_INSTRUCTIONS TO FOLLOW_
Look through the lines below and state how many hold the word "this". Write only the number.

_PROVIDED RECORDS_

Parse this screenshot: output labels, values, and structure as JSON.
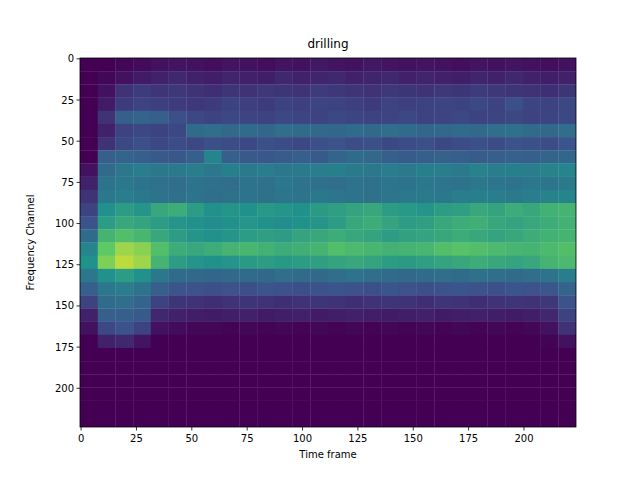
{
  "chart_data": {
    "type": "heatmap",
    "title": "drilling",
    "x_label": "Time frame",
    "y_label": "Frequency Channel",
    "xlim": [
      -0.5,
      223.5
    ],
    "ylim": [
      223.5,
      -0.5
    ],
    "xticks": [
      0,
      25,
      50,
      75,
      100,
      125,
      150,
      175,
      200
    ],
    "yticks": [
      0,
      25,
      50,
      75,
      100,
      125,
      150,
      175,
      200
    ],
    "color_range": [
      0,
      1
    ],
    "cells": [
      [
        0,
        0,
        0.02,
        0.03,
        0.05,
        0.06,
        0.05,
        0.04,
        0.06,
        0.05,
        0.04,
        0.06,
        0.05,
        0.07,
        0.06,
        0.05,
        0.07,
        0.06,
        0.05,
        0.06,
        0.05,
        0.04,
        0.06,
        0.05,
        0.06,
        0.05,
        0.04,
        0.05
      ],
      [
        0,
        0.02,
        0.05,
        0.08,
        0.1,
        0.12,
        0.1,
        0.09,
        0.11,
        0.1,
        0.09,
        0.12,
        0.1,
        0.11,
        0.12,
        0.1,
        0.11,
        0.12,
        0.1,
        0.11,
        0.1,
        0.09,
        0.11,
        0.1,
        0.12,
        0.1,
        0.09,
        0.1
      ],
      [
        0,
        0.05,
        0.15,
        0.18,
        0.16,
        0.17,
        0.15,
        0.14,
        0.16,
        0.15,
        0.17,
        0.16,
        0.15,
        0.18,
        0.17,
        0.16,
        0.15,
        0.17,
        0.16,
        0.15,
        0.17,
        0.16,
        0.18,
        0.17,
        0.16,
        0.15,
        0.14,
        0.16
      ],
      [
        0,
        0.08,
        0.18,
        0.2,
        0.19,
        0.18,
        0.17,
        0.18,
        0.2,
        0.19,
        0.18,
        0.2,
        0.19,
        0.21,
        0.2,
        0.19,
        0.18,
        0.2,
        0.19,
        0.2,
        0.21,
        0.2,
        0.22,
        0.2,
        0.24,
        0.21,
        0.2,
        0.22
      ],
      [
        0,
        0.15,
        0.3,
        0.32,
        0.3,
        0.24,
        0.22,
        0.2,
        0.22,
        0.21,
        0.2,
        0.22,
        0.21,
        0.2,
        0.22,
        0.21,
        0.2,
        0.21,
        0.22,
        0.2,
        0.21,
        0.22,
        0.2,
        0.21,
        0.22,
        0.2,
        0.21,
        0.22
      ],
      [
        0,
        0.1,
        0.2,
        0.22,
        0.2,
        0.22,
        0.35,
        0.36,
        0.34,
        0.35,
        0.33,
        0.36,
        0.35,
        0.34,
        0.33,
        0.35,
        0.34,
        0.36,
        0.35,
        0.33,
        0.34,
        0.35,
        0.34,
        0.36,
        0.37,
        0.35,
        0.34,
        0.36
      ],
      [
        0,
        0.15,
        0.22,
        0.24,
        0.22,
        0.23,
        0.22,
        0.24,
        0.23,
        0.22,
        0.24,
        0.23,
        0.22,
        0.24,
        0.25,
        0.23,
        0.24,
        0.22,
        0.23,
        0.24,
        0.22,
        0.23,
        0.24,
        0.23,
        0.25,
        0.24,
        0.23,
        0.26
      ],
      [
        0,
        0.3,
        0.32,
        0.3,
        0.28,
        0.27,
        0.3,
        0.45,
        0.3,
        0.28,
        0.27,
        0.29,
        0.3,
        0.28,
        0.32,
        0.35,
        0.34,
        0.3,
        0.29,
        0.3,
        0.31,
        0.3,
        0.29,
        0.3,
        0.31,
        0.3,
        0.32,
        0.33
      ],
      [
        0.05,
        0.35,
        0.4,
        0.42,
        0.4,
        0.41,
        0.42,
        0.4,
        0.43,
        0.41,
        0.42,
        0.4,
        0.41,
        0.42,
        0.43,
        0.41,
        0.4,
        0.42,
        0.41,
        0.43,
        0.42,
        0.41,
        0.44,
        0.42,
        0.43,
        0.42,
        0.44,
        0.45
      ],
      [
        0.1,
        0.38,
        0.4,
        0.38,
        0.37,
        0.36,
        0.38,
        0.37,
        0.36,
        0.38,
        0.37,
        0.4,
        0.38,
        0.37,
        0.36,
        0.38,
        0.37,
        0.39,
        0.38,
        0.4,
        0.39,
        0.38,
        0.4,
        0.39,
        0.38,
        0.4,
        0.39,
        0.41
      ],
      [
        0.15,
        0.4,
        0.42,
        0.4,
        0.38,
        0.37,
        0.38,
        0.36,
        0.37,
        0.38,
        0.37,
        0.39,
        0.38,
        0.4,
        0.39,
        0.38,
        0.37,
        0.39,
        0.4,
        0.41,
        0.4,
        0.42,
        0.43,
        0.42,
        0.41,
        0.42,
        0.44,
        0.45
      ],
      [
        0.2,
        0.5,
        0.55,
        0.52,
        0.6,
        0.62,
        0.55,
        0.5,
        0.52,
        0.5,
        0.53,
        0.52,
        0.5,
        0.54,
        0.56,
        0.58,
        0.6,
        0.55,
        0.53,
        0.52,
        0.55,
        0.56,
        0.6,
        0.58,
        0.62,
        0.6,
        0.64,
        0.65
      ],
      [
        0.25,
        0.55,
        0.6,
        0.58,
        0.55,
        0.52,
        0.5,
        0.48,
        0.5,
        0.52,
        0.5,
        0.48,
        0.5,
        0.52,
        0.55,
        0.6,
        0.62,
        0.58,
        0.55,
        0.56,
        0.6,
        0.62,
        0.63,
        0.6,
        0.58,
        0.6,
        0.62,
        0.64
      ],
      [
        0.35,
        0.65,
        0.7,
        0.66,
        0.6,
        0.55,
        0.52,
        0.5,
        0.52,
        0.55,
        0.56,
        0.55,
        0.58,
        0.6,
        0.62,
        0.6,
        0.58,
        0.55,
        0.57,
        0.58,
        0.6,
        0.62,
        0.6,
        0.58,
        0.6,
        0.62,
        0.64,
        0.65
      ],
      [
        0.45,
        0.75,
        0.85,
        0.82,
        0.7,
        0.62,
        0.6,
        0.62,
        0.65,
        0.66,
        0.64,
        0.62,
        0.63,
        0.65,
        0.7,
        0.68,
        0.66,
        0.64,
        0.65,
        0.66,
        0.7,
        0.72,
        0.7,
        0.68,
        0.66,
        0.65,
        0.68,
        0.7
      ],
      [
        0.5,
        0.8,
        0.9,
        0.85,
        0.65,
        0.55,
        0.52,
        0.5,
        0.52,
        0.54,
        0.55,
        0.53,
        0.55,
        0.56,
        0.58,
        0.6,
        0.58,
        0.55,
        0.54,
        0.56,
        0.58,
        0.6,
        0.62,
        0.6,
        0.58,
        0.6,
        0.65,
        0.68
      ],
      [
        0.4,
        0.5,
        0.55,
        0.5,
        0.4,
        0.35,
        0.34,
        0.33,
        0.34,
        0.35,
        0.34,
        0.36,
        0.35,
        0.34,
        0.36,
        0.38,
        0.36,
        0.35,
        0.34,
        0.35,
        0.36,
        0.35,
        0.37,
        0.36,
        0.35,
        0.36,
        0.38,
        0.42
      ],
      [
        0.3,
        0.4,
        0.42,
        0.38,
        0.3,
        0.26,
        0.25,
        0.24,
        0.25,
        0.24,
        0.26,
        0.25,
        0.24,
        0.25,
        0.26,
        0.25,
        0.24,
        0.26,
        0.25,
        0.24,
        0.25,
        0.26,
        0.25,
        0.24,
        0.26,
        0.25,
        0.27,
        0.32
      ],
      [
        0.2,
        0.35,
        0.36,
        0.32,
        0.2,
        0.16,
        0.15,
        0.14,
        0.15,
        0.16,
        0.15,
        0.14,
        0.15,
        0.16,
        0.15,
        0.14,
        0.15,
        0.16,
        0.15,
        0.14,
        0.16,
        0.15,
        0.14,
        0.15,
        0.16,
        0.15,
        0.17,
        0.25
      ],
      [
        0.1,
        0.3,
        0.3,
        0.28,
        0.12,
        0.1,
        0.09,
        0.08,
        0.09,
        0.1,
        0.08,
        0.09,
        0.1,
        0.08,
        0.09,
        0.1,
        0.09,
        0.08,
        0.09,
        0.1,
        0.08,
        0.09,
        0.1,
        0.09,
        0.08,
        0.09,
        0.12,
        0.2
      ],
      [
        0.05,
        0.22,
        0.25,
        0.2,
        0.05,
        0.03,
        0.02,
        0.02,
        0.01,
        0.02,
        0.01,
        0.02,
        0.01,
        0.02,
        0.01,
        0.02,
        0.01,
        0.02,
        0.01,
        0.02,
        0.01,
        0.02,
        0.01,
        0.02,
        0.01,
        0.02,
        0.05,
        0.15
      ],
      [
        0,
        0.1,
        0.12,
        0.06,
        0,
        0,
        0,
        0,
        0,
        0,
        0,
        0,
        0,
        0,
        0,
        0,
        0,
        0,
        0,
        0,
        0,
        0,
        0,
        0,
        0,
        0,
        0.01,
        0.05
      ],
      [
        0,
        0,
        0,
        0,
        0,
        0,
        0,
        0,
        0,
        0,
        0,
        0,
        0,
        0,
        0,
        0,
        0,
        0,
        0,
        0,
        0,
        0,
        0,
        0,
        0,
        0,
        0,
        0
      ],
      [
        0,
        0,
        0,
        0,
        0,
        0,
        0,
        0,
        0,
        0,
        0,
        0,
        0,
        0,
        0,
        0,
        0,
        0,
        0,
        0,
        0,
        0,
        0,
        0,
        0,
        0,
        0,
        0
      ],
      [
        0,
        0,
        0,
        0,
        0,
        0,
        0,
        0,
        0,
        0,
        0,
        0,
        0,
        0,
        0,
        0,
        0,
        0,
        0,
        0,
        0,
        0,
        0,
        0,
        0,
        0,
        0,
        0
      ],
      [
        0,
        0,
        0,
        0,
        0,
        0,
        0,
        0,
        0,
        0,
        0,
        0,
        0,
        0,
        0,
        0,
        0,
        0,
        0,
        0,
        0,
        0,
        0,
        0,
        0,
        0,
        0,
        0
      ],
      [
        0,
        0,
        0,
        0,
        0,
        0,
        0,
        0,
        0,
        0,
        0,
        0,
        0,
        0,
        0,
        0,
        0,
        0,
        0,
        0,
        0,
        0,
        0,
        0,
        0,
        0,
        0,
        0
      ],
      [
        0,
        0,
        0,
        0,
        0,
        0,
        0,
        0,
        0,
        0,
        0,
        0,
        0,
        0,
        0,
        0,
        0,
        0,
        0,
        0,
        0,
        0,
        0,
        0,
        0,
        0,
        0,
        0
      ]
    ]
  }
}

--

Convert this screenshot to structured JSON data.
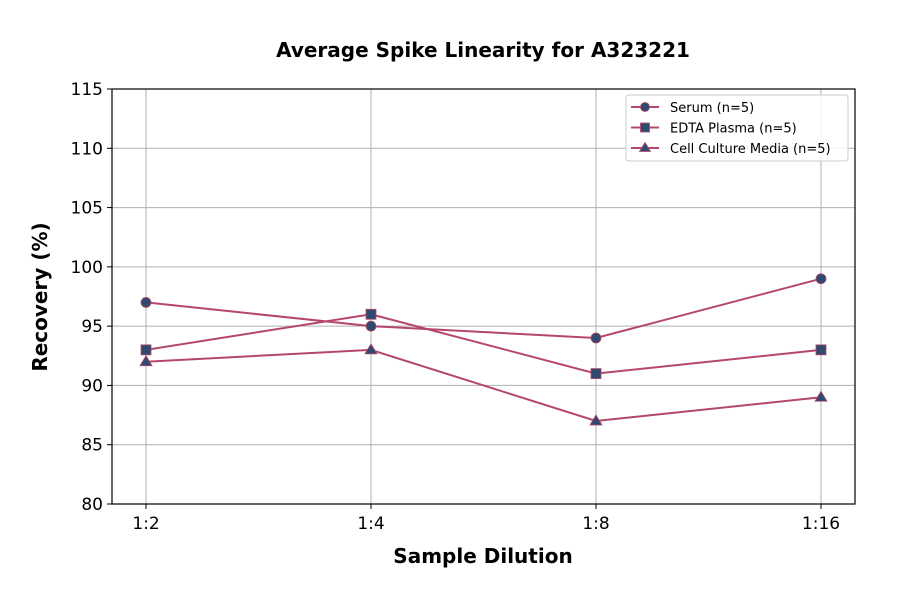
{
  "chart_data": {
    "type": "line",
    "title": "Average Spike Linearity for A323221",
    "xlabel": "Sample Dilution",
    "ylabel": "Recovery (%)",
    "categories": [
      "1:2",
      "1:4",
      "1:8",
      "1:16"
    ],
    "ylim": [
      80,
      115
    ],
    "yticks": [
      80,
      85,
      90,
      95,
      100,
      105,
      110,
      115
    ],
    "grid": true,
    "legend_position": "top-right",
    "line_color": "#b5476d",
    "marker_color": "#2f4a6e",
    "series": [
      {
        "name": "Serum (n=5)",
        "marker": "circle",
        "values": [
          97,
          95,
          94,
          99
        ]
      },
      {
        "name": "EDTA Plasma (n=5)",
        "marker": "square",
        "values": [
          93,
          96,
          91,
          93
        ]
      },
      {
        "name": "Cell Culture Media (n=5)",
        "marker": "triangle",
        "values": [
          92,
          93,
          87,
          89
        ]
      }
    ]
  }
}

_EXERCISE SOLUTION_
2